**Instructions for the task:** Output every line exactly as written. Leave out pictures.

**Data entries:**

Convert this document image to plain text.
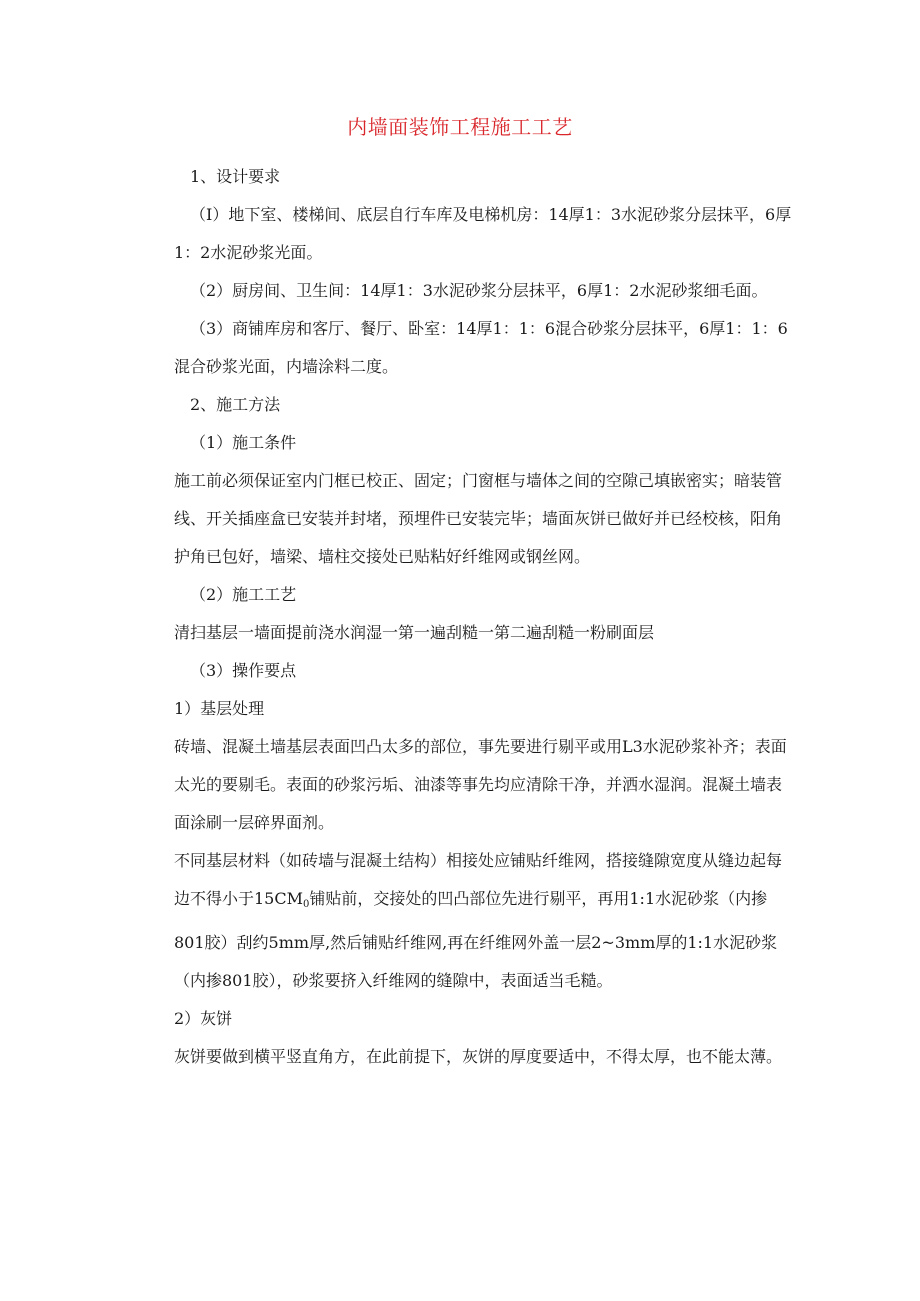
内墙面装饰工程施工工艺

1、设计要求

（I）地下室、楼梯间、底层自行车库及电梯机房：14厚1：3水泥砂浆分层抹平，6厚1：2水泥砂浆光面。

（2）厨房间、卫生间：14厚1：3水泥砂浆分层抹平，6厚1：2水泥砂浆细毛面。

（3）商铺库房和客厅、餐厅、卧室：14厚1：1：6混合砂浆分层抹平，6厚1：1：6混合砂浆光面，内墙涂料二度。

2、施工方法

（1）施工条件

施工前必须保证室内门框已校正、固定；门窗框与墙体之间的空隙己填嵌密实；暗装管线、开关插座盒已安装并封堵，预埋件已安装完毕；墙面灰饼已做好并已经校核，阳角护角已包好，墙梁、墙柱交接处已贴粘好纤维网或钢丝网。

（2）施工工艺

清扫基层一墙面提前浇水润湿一第一遍刮糙一第二遍刮糙一粉刷面层

（3）操作要点

1）基层处理

砖墙、混凝土墙基层表面凹凸太多的部位，事先要进行剔平或用L3水泥砂浆补齐；表面太光的要剔毛。表面的砂浆污垢、油漆等事先均应清除干净，并洒水湿润。混凝土墙表面涂刷一层碎界面剂。

不同基层材料（如砖墙与混凝土结构）相接处应铺贴纤维网，搭接缝隙宽度从缝边起每边不得小于15CM0铺贴前，交接处的凹凸部位先进行剔平，再用1:1水泥砂浆（内掺801胶）刮约5mm厚,然后铺贴纤维网,再在纤维网外盖一层2~3mm厚的1:1水泥砂浆（内掺801胶），砂浆要挤入纤维网的缝隙中，表面适当毛糙。

2）灰饼

灰饼要做到横平竖直角方，在此前提下，灰饼的厚度要适中，不得太厚，也不能太薄。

**Exercise answer:**
Convert this document image to plain text.
内墙面装饰工程施工工艺

1、设计要求

（I）地下室、楼梯间、底层自行车库及电梯机房：14厚1：3水泥砂浆分层抹平，6厚1：2水泥砂浆光面。

（2）厨房间、卫生间：14厚1：3水泥砂浆分层抹平，6厚1：2水泥砂浆细毛面。

（3）商铺库房和客厅、餐厅、卧室：14厚1：1：6混合砂浆分层抹平，6厚1：1：6混合砂浆光面，内墙涂料二度。

2、施工方法

（1）施工条件

施工前必须保证室内门框已校正、固定；门窗框与墙体之间的空隙己填嵌密实；暗装管线、开关插座盒已安装并封堵，预埋件已安装完毕；墙面灰饼已做好并已经校核，阳角护角已包好，墙梁、墙柱交接处已贴粘好纤维网或钢丝网。

（2）施工工艺

清扫基层一墙面提前浇水润湿一第一遍刮糙一第二遍刮糙一粉刷面层

（3）操作要点

1）基层处理

砖墙、混凝土墙基层表面凹凸太多的部位，事先要进行剔平或用L3水泥砂浆补齐；表面太光的要剔毛。表面的砂浆污垢、油漆等事先均应清除干净，并洒水湿润。混凝土墙表面涂刷一层碎界面剂。

不同基层材料（如砖墙与混凝土结构）相接处应铺贴纤维网，搭接缝隙宽度从缝边起每边不得小于15CM0铺贴前，交接处的凹凸部位先进行剔平，再用1:1水泥砂浆（内掺801胶）刮约5mm厚,然后铺贴纤维网,再在纤维网外盖一层2~3mm厚的1:1水泥砂浆（内掺801胶），砂浆要挤入纤维网的缝隙中，表面适当毛糙。

2）灰饼

灰饼要做到横平竖直角方，在此前提下，灰饼的厚度要适中，不得太厚，也不能太薄。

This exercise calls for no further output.